_Problem statement_
Pick out all lines of the entries that include the word "период" and copy them.

_Record set_
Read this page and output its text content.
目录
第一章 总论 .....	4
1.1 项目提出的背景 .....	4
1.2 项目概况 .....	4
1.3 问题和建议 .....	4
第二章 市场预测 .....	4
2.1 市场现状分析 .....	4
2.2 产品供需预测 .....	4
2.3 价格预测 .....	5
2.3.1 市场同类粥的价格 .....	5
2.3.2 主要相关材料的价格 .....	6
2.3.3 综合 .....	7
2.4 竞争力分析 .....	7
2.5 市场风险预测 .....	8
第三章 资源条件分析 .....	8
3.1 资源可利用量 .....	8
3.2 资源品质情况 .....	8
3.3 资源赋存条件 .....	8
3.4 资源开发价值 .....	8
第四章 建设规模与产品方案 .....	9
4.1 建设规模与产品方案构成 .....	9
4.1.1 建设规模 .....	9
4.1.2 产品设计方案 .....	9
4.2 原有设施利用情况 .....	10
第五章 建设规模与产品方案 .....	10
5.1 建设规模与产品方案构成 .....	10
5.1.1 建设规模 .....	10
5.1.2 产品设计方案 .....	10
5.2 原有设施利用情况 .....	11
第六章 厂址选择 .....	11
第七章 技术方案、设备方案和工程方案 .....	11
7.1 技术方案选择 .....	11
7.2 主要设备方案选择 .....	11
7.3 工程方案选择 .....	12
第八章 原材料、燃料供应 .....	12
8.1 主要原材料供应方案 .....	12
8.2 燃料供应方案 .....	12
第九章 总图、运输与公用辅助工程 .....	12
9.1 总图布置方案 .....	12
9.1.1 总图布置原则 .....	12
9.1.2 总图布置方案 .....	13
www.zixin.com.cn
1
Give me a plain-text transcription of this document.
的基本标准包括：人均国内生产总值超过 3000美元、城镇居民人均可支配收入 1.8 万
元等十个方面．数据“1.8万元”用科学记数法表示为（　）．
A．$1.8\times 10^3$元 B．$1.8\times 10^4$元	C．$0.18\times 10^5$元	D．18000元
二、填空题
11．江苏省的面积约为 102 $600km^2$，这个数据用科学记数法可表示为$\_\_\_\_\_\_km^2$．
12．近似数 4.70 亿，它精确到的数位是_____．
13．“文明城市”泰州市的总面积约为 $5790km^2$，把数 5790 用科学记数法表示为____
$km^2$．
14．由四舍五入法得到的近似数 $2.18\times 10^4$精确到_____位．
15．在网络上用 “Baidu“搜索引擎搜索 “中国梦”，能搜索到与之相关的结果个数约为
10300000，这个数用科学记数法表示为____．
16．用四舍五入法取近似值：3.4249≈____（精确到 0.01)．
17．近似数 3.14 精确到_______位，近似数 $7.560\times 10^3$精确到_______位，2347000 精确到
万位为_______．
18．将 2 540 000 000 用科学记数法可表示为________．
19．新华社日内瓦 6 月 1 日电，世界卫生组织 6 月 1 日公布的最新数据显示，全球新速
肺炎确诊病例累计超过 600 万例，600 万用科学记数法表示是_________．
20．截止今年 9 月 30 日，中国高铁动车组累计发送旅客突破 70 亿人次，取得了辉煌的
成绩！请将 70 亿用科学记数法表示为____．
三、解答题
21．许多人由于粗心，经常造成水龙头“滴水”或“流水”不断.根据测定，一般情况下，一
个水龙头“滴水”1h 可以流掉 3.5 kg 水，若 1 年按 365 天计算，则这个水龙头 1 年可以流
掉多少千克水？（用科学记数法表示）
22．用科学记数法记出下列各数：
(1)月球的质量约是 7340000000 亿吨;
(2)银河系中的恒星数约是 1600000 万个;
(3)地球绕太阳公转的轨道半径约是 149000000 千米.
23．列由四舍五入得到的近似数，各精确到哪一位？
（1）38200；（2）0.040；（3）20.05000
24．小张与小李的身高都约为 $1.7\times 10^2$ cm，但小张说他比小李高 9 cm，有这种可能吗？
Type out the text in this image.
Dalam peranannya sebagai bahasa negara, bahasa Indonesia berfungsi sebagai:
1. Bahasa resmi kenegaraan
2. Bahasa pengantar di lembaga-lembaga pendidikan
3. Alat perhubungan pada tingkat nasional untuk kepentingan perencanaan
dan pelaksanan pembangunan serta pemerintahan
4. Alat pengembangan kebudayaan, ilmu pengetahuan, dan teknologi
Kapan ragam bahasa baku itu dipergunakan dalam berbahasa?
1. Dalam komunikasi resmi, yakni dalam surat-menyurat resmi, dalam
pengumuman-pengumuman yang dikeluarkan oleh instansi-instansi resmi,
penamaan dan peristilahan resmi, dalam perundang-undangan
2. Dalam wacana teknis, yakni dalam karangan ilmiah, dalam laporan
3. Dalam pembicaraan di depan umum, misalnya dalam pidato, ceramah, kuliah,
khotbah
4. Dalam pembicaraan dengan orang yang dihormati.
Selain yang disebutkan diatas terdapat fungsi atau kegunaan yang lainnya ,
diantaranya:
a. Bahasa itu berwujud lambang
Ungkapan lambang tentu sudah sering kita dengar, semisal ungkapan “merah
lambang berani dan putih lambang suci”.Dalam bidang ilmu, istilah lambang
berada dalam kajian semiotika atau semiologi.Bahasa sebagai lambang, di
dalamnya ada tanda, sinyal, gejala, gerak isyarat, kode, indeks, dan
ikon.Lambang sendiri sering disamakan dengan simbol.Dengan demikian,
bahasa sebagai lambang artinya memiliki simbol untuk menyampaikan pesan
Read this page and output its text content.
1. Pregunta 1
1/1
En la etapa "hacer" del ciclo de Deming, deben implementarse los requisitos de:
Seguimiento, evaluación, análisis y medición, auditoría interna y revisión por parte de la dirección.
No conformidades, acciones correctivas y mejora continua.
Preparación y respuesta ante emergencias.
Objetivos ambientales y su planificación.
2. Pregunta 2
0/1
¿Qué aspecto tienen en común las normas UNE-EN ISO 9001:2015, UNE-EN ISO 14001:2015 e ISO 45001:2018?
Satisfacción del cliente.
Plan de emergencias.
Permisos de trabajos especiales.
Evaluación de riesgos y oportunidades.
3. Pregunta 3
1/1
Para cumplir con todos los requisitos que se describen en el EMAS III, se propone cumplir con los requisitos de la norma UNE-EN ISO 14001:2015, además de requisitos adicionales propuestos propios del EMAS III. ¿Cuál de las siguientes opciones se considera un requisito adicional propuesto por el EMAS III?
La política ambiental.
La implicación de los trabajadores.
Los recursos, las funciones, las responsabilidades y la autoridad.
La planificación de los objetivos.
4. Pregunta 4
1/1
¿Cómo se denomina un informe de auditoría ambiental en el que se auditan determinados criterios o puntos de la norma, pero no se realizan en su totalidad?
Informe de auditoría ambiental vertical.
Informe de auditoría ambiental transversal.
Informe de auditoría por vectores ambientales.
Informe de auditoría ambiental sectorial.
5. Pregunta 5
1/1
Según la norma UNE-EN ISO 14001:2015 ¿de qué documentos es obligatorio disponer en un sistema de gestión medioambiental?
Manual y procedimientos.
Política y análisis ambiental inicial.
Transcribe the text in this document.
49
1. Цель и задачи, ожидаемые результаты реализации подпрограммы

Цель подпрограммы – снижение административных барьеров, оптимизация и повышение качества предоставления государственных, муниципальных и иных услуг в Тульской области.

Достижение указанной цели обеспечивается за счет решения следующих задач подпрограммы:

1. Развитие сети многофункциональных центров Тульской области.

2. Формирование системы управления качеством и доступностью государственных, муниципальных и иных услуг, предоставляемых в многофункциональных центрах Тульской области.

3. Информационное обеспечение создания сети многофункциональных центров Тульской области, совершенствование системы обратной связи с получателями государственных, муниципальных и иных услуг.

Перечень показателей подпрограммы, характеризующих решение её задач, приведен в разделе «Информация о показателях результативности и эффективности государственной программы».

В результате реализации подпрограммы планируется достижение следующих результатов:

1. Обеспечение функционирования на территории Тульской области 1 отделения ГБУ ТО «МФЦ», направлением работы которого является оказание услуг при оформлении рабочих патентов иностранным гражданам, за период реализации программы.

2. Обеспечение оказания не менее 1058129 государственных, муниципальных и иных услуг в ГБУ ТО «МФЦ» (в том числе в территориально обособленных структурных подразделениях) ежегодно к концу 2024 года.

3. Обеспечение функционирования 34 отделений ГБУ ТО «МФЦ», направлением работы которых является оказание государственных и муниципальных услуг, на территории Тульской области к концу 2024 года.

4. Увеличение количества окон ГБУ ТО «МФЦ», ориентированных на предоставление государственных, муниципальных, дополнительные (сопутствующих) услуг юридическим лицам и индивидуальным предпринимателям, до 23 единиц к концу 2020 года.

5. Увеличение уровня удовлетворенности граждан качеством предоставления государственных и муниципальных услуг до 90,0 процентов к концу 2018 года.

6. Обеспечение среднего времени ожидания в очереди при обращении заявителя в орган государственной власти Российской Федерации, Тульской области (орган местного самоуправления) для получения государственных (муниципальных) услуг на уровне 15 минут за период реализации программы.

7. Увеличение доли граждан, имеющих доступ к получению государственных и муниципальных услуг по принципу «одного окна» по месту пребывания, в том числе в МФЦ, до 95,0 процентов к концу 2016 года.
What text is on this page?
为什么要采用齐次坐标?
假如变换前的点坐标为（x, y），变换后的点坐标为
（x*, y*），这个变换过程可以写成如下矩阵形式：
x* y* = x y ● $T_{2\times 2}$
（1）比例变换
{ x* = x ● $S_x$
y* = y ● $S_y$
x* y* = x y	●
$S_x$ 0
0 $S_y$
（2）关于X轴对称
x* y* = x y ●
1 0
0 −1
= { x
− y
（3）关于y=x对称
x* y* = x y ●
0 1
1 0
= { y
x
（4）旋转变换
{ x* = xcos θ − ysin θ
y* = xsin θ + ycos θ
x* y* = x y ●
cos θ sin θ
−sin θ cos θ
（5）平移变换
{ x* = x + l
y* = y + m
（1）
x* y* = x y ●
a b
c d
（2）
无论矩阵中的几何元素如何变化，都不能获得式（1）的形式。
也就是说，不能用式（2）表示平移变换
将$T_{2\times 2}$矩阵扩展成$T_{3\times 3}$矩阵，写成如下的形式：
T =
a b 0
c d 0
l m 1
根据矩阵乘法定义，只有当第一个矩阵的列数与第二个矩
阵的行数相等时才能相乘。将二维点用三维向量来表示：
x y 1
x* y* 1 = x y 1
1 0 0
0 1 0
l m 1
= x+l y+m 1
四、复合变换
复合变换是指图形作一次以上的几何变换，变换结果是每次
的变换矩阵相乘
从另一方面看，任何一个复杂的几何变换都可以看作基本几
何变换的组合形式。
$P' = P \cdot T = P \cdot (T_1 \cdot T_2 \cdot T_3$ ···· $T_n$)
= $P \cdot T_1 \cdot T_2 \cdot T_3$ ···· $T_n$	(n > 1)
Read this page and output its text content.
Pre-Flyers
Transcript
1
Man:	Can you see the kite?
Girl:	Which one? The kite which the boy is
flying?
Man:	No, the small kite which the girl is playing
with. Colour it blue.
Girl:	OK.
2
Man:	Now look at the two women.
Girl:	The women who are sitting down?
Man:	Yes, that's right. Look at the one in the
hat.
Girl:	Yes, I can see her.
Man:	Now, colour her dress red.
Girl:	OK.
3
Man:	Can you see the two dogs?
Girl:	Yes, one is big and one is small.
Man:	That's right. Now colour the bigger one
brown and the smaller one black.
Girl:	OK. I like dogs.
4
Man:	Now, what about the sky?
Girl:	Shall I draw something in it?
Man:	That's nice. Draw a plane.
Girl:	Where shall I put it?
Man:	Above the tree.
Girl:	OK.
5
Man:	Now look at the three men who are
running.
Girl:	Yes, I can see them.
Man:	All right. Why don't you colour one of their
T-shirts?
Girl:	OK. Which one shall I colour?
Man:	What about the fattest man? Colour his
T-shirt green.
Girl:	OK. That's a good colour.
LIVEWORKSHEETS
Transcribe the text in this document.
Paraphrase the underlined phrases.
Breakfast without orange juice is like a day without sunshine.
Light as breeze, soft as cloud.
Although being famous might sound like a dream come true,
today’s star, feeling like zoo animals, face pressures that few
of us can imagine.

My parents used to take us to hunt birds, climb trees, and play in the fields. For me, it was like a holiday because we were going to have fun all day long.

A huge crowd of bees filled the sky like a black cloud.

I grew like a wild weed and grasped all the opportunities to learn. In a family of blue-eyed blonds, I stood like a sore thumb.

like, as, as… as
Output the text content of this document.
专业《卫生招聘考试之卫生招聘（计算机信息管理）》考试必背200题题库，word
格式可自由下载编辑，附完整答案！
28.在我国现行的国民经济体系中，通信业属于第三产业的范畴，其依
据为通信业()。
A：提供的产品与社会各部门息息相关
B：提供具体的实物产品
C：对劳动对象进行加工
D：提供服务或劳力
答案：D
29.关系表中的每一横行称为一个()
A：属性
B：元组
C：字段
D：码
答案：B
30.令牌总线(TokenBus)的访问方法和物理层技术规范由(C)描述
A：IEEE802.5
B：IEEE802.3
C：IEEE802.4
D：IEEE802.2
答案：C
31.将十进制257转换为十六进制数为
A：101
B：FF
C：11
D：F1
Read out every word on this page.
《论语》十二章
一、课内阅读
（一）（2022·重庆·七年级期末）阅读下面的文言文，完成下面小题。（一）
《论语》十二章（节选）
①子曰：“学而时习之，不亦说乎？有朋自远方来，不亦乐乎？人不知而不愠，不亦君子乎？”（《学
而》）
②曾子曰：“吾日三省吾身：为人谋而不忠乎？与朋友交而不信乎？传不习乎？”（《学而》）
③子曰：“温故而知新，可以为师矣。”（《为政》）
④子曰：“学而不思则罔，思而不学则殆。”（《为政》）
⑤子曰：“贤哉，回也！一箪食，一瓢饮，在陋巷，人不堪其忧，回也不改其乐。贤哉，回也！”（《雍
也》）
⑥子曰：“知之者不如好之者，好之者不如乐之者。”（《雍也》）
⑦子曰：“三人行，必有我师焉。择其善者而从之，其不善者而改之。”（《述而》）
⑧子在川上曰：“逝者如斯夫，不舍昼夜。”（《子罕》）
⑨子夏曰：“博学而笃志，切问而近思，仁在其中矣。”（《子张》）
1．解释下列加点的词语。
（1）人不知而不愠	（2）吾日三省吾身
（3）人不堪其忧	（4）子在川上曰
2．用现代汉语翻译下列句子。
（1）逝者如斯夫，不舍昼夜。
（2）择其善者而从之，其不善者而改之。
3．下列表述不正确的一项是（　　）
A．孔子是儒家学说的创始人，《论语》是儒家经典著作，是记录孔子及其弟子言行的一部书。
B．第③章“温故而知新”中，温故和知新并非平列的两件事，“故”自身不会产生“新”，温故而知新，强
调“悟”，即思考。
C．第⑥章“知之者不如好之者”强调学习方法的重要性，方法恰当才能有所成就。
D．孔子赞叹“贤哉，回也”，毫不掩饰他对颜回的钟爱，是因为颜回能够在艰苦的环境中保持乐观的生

_Reply to the exercise_
1. Обеспечение функционирования на территории Тульской области 1 отделения ГБУ ТО «МФЦ», направлением работы которого является оказание услуг при оформлении рабочих патентов иностранным гражданам, за период реализации программы.
6. Обеспечение среднего времени ожидания в очереди при обращении заявителя в орган государственной власти Российской Федерации, Тульской области (орган местного самоуправления) для получения государственных (муниципальных) услуг на уровне 15 минут за период реализации программы.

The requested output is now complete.